**Task:** Check each line of the material below for "name", then copy the ones that contain it.

**Input records:**

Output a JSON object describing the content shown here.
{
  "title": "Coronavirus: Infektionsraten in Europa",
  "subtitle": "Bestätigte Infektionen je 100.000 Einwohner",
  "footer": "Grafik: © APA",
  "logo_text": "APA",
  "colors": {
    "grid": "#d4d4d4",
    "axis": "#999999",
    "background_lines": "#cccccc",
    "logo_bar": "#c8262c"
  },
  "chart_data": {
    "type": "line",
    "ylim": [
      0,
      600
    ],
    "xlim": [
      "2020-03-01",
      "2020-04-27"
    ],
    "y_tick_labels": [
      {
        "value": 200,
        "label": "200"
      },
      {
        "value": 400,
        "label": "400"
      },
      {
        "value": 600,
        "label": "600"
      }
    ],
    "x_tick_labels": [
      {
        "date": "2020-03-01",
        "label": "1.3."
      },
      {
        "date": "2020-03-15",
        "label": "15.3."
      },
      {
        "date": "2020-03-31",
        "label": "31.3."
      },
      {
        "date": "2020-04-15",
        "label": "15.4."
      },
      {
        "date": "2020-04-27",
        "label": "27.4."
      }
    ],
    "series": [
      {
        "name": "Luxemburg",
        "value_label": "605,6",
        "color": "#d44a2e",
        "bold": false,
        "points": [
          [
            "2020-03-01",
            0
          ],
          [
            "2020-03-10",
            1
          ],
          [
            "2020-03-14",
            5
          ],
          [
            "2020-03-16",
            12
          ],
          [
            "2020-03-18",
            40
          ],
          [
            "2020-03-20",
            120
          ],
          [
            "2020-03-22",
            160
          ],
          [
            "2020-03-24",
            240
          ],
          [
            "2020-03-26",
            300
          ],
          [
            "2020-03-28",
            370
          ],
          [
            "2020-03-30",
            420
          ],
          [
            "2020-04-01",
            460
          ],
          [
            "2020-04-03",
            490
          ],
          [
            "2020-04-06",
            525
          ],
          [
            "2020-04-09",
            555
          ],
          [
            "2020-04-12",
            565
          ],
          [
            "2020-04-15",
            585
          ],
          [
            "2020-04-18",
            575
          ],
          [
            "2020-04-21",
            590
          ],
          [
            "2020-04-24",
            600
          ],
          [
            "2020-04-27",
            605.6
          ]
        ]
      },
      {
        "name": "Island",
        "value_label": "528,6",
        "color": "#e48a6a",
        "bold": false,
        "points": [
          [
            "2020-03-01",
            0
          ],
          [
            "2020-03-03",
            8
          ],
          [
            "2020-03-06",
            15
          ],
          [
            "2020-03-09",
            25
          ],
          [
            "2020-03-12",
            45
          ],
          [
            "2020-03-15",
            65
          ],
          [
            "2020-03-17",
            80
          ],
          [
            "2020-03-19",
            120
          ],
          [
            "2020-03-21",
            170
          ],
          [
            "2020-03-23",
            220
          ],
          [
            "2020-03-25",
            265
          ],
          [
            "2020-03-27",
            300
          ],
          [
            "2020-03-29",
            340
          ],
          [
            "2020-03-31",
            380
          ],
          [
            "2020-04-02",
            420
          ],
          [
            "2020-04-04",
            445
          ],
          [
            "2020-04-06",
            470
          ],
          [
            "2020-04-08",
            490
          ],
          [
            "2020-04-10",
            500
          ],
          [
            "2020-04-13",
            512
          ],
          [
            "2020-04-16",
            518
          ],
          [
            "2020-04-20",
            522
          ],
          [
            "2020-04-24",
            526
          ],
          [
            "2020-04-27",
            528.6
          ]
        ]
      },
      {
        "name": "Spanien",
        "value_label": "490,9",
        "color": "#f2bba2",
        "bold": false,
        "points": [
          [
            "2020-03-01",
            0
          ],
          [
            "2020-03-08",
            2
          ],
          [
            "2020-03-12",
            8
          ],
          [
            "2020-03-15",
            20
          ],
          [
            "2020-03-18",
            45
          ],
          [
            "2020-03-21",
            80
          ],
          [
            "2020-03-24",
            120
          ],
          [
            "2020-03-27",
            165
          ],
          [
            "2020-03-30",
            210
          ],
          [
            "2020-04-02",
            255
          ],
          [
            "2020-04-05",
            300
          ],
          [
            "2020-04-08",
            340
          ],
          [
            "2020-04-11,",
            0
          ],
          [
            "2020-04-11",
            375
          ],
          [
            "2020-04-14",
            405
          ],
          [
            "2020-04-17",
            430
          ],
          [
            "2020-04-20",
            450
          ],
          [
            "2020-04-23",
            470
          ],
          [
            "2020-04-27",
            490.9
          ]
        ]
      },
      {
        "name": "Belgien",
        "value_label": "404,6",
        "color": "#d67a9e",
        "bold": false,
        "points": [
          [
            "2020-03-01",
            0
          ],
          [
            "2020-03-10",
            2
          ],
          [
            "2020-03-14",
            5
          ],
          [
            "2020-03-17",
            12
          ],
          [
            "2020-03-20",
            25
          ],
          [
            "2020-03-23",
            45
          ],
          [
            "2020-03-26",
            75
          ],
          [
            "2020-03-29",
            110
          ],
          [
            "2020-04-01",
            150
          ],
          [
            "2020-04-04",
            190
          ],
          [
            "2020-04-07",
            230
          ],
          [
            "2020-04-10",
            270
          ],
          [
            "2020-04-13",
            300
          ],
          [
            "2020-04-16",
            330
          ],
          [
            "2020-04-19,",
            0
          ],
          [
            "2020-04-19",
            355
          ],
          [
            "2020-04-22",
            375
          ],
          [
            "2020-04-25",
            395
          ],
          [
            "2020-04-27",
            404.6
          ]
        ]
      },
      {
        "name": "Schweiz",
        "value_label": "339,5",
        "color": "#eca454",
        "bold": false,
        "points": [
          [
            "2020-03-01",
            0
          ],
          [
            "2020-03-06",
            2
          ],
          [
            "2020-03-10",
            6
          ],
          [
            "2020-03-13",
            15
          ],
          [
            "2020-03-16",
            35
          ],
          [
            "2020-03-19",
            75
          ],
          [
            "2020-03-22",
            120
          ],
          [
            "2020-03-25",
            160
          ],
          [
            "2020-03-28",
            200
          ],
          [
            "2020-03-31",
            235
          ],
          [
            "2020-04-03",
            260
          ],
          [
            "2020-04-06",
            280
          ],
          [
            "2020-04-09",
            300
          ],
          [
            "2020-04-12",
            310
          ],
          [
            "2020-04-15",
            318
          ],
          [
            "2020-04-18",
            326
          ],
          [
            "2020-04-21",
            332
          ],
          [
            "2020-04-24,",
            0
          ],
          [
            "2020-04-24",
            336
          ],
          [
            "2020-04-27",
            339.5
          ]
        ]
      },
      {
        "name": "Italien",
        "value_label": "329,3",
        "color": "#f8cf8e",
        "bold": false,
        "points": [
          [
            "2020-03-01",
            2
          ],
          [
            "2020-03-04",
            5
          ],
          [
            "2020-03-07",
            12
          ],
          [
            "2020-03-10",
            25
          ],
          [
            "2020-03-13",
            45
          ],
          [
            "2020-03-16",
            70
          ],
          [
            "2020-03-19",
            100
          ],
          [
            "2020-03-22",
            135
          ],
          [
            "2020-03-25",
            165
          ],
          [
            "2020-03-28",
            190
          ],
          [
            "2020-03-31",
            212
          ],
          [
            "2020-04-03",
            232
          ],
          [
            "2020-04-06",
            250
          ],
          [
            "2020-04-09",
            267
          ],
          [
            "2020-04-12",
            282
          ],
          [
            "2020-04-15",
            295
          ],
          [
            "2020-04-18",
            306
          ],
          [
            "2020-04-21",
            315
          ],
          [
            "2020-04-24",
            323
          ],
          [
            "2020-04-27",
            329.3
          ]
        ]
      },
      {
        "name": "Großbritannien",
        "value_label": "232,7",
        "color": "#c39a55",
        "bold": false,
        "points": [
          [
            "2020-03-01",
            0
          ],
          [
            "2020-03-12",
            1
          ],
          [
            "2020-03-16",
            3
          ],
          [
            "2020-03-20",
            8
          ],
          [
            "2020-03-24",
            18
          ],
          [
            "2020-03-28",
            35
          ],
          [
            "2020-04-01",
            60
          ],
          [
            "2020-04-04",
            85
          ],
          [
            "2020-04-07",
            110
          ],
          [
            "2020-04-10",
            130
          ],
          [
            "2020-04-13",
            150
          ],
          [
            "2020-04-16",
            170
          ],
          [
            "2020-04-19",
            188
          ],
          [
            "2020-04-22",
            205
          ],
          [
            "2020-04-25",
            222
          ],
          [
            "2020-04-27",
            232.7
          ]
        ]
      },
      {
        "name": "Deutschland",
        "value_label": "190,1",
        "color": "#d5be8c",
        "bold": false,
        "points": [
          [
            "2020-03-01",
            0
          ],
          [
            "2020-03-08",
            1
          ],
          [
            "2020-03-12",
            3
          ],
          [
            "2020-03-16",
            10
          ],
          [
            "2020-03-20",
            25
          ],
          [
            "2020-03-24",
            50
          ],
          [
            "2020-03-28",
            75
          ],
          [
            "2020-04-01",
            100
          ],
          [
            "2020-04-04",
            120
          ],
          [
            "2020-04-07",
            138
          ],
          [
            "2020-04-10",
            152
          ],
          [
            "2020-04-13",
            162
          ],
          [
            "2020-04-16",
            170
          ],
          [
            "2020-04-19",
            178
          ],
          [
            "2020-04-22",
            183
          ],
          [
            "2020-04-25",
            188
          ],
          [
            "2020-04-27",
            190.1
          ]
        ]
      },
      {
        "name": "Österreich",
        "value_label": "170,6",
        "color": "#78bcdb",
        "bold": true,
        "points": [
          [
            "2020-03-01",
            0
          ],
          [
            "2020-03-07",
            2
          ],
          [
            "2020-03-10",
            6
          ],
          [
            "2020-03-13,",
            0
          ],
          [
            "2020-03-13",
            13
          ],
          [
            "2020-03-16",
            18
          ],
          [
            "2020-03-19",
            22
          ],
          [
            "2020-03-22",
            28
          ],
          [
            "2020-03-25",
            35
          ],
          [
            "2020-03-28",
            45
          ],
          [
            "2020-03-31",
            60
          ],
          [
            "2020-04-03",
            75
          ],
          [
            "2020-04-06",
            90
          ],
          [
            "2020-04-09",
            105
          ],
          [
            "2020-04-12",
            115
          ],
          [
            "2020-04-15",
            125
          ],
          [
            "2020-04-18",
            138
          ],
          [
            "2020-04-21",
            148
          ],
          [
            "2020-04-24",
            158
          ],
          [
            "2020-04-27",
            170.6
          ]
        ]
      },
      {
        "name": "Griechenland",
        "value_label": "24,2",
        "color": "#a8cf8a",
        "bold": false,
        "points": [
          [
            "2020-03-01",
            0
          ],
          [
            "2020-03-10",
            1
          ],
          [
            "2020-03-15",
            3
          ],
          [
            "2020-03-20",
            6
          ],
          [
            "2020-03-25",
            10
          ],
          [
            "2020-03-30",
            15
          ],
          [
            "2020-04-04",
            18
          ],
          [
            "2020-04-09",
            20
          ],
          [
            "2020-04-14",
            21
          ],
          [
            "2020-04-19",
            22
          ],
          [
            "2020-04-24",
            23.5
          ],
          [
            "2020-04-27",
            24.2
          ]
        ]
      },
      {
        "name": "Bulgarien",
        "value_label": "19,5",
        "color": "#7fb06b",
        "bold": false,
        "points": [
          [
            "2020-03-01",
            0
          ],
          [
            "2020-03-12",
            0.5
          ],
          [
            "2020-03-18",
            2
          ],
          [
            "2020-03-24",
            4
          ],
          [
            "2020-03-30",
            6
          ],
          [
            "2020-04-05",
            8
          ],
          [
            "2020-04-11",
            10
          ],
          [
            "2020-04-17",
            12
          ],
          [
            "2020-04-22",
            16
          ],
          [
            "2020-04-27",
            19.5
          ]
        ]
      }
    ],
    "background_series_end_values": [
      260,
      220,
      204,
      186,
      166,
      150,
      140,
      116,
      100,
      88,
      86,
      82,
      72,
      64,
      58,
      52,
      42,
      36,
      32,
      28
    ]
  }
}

**Task result:**
        "name": "Luxemburg",
        "name": "Island",
        "name": "Spanien",
        "name": "Belgien",
        "name": "Schweiz",
        "name": "Italien",
        "name": "Großbritannien",
        "name": "Deutschland",
        "name": "Österreich",
        "name": "Griechenland",
        "name": "Bulgarien",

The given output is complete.